Description of the task >> Rewrite the Limoux flashcards starting with "Vineyard- Limoux" and going on through "- Mauzac (100%)", replacing "Mauzac" with "Mauzac Blanc".
-- START Document excerpt --
Limoux Flashcards
Limoux
Both Limoux and Die have a long and proud tradition of sparkling wine production. However, they are also the source of much confusion over production methods.
There are three permitted sparkling wines….
- Cremant de Limoux
- Blanquette de Limoux
- Blanquette de Limoux Méthode Ancestrale
The first two are commercially the most important whereas the methode ancestrale wines are only made in very small volumes.
Location- Limoux
Languedoc
Climate- Limoux
The region is exposed to both Atlantic and Mediterranean influences and the importance of their influence divides the area into distinct zones. Altitude is a key factor.
Vineyard- Limoux
Cremant de Limoux: Minimum alcohol required is 9.5% abv.
Grape Varieties
Cremant de Limoux
- Principal Varieties- Chardonnay (50% min) Chenin Blanc (between 10 to 40%), Chardonnay and Chenin Blanc (90% max)
- Secondary Varieties- Mauzac and Pinot Noir (20% max), Pinot Noir (15% max)
Blanquette de Limoux
- Mauzac (90% minimum), Chardonnay, Chenin Blanc
Blanquette de Limoux Méthode Ancestrale
- Mauzac (100%)
Winery- Limoux
Cremant de Limoux: Like a cremant
Blanquette de Limoux:
- Traditional method
- Maximum 9 month on the lees
- 3.5 bar minimum
- Produced in Brut and Demi- Sec styles
Blanquette de Limoux Méthode Ancestrale
- No enrichment or concentration of the must is permitted
- The wine starts fermentation in tank
- Partly fermented must is bottled. Liqueur de triage is not permitted.
-- END Document excerpt --
-- START Listed records --
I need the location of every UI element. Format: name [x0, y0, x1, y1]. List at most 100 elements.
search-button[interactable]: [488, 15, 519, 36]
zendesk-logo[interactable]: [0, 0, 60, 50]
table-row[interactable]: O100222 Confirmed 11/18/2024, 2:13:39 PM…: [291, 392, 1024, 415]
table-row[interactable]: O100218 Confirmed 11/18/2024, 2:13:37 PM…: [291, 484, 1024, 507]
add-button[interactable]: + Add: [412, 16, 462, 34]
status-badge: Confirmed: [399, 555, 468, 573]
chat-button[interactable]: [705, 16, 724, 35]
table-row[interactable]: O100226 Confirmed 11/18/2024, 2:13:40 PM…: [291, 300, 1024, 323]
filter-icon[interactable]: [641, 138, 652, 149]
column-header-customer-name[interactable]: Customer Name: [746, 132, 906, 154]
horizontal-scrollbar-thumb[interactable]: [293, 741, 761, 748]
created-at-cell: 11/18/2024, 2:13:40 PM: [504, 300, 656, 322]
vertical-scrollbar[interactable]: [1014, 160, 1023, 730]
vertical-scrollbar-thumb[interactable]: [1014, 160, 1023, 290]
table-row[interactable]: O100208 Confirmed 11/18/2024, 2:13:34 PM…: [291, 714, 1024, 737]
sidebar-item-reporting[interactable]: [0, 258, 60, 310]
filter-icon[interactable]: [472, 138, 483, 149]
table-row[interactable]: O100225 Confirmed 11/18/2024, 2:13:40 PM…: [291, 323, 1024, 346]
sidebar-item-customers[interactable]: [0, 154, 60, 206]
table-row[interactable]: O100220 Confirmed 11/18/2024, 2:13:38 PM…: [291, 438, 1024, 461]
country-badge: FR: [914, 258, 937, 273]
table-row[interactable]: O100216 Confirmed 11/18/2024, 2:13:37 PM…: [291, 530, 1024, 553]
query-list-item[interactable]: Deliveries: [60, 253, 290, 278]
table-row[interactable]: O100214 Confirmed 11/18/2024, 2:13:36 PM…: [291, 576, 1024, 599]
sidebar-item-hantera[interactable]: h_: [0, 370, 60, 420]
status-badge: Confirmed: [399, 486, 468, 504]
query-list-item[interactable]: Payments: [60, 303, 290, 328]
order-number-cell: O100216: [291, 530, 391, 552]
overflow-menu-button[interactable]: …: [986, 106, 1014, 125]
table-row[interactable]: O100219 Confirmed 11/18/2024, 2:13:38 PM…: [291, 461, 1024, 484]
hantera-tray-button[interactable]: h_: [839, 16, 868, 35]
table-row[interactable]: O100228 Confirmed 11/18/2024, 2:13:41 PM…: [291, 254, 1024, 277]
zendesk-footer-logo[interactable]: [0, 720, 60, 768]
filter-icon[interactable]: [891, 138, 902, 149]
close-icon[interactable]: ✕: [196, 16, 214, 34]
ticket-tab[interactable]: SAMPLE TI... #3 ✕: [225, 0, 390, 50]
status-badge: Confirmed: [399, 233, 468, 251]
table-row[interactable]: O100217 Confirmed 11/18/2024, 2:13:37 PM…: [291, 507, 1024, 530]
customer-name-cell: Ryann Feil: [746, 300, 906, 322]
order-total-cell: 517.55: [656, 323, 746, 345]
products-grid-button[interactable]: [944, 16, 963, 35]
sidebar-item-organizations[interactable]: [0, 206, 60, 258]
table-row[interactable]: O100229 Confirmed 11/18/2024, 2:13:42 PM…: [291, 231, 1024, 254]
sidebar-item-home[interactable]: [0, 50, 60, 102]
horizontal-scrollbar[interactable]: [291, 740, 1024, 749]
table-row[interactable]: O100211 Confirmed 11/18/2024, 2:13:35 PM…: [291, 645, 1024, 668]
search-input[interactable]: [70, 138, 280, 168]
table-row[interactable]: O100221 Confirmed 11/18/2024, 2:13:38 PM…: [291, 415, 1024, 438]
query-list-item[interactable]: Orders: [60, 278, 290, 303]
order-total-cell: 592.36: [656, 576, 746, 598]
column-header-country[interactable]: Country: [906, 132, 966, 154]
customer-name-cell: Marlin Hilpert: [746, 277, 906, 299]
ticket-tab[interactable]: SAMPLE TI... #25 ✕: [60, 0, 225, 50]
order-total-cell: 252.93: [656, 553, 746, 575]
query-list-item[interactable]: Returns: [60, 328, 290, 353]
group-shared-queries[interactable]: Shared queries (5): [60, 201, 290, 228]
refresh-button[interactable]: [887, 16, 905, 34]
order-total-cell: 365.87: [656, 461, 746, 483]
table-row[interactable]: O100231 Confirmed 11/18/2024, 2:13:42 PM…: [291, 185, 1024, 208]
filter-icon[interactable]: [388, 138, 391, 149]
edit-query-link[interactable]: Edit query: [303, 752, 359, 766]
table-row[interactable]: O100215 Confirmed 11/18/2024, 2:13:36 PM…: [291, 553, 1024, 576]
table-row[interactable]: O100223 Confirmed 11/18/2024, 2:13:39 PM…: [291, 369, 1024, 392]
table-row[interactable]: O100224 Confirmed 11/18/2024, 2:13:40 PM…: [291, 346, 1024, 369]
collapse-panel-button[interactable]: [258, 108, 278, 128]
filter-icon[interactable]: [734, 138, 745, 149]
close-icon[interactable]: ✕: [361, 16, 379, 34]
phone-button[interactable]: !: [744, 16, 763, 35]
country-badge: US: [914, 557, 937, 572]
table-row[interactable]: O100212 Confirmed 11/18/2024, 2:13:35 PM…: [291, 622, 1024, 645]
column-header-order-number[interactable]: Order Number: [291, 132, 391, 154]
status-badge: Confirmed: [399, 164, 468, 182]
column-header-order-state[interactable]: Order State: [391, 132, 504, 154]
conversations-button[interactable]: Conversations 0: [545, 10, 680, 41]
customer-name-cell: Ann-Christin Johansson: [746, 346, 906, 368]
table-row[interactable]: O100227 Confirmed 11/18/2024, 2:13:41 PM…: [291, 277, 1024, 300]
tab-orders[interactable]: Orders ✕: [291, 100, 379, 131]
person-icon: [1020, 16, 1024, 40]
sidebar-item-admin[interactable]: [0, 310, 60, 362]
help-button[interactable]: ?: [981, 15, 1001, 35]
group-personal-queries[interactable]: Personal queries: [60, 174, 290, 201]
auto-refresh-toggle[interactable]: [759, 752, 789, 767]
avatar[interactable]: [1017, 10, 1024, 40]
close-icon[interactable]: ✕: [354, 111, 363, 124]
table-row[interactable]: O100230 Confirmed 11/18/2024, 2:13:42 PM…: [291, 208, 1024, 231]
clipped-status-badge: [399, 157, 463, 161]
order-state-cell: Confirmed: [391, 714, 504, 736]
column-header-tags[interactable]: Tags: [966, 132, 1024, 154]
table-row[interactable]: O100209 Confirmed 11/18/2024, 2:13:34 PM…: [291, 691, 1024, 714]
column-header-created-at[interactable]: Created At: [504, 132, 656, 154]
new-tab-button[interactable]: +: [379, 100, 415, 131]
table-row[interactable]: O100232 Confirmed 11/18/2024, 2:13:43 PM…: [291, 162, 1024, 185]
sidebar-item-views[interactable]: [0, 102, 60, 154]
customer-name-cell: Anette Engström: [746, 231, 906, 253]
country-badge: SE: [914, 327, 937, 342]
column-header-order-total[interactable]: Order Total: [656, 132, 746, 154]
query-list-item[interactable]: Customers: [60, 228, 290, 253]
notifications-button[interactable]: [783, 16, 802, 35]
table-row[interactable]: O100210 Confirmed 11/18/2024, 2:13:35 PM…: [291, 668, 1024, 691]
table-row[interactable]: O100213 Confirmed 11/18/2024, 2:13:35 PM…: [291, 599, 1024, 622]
-- END Listed records --
Answer to this problem >>
Vineyard- Limoux
Cremant de Limoux: Minimum alcohol required is 9.5% abv.
Grape Varieties
Cremant de Limoux
- Principal Varieties- Chardonnay (50% min) Chenin Blanc (between 10 to 40%), Chardonnay and Chenin Blanc (90% max)
- Secondary Varieties- Mauzac Blanc and Pinot Noir (20% max), Pinot Noir (15% max)
Blanquette de Limoux
- Mauzac Blanc (90% minimum), Chardonnay, Chenin Blanc
Blanquette de Limoux Méthode Ancestrale
- Mauzac Blanc (100%)